[Rows from a dataset]
..............................

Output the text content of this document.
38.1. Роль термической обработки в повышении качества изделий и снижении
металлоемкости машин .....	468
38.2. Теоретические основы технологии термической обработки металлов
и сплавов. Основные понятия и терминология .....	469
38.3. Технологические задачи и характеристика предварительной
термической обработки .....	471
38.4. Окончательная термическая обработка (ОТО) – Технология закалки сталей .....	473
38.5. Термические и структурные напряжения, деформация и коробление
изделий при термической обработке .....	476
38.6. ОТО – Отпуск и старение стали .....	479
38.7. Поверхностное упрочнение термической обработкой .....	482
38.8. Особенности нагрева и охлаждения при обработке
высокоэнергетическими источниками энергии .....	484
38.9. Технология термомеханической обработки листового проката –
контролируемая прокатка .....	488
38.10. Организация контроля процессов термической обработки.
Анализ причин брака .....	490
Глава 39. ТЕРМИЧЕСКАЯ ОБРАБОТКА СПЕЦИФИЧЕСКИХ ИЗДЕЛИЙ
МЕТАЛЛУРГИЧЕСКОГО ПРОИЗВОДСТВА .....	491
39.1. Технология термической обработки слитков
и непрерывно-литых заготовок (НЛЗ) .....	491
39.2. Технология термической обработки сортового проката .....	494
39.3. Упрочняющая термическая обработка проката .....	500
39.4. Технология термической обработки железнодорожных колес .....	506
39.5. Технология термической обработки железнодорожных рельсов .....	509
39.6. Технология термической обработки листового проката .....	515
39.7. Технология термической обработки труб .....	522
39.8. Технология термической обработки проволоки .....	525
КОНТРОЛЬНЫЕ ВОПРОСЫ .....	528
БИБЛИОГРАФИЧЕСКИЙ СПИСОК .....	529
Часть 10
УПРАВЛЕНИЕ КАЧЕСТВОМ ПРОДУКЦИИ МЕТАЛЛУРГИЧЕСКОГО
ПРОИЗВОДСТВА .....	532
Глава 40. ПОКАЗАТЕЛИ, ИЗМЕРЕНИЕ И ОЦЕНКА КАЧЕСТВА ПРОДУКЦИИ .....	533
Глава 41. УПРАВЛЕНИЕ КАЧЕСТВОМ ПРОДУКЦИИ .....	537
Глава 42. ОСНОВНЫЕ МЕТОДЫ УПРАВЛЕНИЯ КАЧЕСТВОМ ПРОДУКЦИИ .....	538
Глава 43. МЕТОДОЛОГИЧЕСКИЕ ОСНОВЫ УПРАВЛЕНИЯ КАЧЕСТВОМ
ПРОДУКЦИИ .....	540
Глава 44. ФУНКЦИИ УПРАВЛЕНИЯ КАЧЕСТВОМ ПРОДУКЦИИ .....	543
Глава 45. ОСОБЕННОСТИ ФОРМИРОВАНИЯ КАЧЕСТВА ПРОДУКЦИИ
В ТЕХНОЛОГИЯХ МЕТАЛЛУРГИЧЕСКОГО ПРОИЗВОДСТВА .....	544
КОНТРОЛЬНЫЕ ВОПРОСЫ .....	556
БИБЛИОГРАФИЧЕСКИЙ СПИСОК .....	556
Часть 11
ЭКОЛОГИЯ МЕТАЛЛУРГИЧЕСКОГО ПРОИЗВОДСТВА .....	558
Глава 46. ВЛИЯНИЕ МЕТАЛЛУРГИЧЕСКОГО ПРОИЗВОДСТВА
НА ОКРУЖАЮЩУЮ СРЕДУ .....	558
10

..............................

Exercise details —
Give every line of the material again, exactly as it reads.

Answer to this task —
Output the text content of this document.
38.1. Роль термической обработки в повышении качества изделий и снижении
металлоемкости машин .....	468
38.2. Теоретические основы технологии термической обработки металлов
и сплавов. Основные понятия и терминология .....	469
38.3. Технологические задачи и характеристика предварительной
термической обработки .....	471
38.4. Окончательная термическая обработка (ОТО) – Технология закалки сталей .....	473
38.5. Термические и структурные напряжения, деформация и коробление
изделий при термической обработке .....	476
38.6. ОТО – Отпуск и старение стали .....	479
38.7. Поверхностное упрочнение термической обработкой .....	482
38.8. Особенности нагрева и охлаждения при обработке
высокоэнергетическими источниками энергии .....	484
38.9. Технология термомеханической обработки листового проката –
контролируемая прокатка .....	488
38.10. Организация контроля процессов термической обработки.
Анализ причин брака .....	490
Глава 39. ТЕРМИЧЕСКАЯ ОБРАБОТКА СПЕЦИФИЧЕСКИХ ИЗДЕЛИЙ
МЕТАЛЛУРГИЧЕСКОГО ПРОИЗВОДСТВА .....	491
39.1. Технология термической обработки слитков
и непрерывно-литых заготовок (НЛЗ) .....	491
39.2. Технология термической обработки сортового проката .....	494
39.3. Упрочняющая термическая обработка проката .....	500
39.4. Технология термической обработки железнодорожных колес .....	506
39.5. Технология термической обработки железнодорожных рельсов .....	509
39.6. Технология термической обработки листового проката .....	515
39.7. Технология термической обработки труб .....	522
39.8. Технология термической обработки проволоки .....	525
КОНТРОЛЬНЫЕ ВОПРОСЫ .....	528
БИБЛИОГРАФИЧЕСКИЙ СПИСОК .....	529
Часть 10
УПРАВЛЕНИЕ КАЧЕСТВОМ ПРОДУКЦИИ МЕТАЛЛУРГИЧЕСКОГО
ПРОИЗВОДСТВА .....	532
Глава 40. ПОКАЗАТЕЛИ, ИЗМЕРЕНИЕ И ОЦЕНКА КАЧЕСТВА ПРОДУКЦИИ .....	533
Глава 41. УПРАВЛЕНИЕ КАЧЕСТВОМ ПРОДУКЦИИ .....	537
Глава 42. ОСНОВНЫЕ МЕТОДЫ УПРАВЛЕНИЯ КАЧЕСТВОМ ПРОДУКЦИИ .....	538
Глава 43. МЕТОДОЛОГИЧЕСКИЕ ОСНОВЫ УПРАВЛЕНИЯ КАЧЕСТВОМ
ПРОДУКЦИИ .....	540
Глава 44. ФУНКЦИИ УПРАВЛЕНИЯ КАЧЕСТВОМ ПРОДУКЦИИ .....	543
Глава 45. ОСОБЕННОСТИ ФОРМИРОВАНИЯ КАЧЕСТВА ПРОДУКЦИИ
В ТЕХНОЛОГИЯХ МЕТАЛЛУРГИЧЕСКОГО ПРОИЗВОДСТВА .....	544
КОНТРОЛЬНЫЕ ВОПРОСЫ .....	556
БИБЛИОГРАФИЧЕСКИЙ СПИСОК .....	556
Часть 11
ЭКОЛОГИЯ МЕТАЛЛУРГИЧЕСКОГО ПРОИЗВОДСТВА .....	558
Глава 46. ВЛИЯНИЕ МЕТАЛЛУРГИЧЕСКОГО ПРОИЗВОДСТВА
НА ОКРУЖАЮЩУЮ СРЕДУ .....	558
10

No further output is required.